Wherever the string "this" appears in a line, extract that line.

----- Supplied data

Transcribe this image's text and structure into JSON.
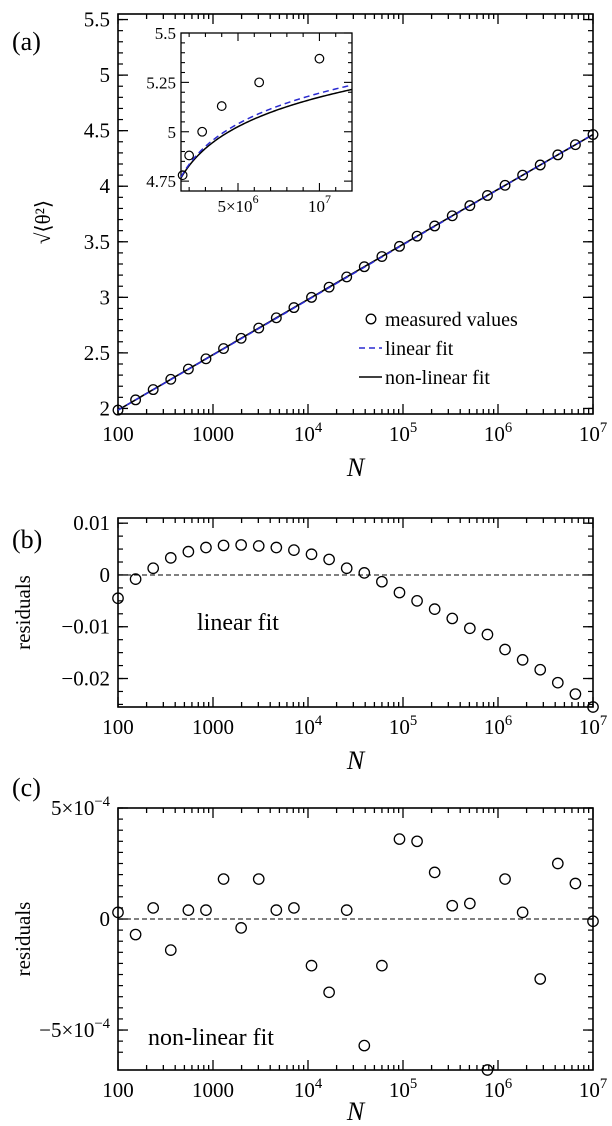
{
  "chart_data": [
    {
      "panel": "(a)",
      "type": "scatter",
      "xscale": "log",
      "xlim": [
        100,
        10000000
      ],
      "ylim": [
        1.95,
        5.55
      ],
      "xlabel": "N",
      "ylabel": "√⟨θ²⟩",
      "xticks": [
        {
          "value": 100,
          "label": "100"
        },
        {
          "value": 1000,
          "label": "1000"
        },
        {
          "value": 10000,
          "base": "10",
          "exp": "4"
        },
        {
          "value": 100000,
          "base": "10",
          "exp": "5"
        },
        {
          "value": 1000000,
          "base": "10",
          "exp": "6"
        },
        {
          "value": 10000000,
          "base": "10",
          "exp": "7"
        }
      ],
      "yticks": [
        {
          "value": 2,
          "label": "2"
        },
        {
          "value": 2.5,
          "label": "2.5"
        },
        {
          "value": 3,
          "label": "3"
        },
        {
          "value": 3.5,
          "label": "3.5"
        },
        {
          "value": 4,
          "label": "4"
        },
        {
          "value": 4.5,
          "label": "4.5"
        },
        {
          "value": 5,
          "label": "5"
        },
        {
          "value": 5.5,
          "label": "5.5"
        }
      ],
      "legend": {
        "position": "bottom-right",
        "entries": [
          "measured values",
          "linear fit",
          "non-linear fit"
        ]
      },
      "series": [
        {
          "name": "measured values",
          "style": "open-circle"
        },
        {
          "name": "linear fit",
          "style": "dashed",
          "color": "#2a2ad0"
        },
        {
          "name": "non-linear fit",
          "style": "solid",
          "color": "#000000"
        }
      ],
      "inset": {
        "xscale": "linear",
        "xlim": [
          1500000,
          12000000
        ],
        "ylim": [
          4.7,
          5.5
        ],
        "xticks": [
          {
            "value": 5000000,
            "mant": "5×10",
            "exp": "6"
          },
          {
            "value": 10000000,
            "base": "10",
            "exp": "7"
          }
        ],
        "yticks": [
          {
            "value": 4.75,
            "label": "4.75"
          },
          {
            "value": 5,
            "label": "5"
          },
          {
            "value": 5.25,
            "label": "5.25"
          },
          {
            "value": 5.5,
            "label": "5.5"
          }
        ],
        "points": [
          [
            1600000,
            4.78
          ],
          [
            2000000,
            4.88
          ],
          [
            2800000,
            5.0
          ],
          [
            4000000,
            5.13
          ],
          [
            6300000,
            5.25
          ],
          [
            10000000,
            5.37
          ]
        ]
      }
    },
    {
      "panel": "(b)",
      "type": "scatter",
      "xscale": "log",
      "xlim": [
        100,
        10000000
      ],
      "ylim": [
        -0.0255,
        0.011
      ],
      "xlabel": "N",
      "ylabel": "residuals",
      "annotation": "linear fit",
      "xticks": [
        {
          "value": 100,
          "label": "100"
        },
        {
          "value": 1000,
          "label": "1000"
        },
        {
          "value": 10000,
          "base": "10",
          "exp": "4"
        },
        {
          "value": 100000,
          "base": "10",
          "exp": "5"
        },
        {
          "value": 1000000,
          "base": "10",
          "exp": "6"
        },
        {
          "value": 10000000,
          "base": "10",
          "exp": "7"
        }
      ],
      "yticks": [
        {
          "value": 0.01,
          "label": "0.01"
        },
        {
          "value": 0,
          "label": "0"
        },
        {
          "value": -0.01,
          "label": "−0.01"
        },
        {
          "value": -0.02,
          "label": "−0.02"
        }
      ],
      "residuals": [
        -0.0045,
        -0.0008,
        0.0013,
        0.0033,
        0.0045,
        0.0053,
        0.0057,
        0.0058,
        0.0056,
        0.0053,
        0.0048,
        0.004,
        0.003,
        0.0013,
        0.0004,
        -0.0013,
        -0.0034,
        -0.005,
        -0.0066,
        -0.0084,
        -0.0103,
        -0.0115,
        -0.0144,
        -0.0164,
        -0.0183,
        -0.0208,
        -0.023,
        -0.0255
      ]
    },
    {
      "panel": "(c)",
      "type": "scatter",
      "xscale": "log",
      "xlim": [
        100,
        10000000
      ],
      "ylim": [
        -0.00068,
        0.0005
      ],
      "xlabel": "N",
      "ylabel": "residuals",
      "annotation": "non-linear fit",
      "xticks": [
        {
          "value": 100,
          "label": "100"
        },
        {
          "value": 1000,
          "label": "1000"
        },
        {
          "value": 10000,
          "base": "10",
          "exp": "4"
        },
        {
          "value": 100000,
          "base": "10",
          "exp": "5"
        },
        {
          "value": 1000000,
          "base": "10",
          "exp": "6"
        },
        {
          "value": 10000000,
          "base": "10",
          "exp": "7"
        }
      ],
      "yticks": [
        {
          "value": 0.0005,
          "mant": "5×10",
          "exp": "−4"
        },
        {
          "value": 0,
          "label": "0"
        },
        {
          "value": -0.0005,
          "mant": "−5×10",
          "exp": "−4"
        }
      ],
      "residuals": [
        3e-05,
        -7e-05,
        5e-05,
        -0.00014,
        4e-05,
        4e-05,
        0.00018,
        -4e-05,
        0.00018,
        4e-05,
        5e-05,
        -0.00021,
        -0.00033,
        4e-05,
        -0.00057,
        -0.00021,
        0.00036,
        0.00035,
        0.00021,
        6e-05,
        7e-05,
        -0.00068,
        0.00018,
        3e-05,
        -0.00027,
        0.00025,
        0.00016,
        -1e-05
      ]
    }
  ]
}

----------
----- Supplied data

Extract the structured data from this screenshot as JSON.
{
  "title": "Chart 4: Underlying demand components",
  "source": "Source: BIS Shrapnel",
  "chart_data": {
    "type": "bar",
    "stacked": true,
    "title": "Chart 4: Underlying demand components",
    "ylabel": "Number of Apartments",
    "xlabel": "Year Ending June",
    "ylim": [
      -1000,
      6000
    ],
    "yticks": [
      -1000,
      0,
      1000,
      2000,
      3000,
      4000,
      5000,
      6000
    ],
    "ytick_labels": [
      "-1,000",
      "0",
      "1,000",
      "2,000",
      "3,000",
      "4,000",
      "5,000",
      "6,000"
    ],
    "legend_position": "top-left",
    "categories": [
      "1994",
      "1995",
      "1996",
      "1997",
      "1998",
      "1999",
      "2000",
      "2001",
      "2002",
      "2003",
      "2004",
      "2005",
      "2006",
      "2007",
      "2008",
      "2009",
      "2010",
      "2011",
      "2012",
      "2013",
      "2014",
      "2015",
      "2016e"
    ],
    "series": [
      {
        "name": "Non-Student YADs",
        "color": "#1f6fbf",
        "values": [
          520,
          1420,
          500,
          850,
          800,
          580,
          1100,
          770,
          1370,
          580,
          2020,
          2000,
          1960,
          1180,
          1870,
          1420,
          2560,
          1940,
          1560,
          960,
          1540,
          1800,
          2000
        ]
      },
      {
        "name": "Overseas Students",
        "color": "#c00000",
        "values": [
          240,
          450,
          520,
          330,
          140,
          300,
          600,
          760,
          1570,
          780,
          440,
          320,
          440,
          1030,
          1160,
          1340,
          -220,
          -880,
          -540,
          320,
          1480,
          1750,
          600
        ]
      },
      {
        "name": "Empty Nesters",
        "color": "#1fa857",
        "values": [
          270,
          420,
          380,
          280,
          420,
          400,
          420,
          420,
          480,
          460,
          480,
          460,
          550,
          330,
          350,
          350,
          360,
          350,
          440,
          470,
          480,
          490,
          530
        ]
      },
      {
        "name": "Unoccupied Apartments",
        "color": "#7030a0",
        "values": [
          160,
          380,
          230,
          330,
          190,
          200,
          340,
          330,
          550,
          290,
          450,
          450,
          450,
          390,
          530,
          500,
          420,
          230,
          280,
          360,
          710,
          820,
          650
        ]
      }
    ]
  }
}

----------

Written answer —
Transcribe this image's text and structure into JSON.
Extract the structured data from this screenshot as JSON.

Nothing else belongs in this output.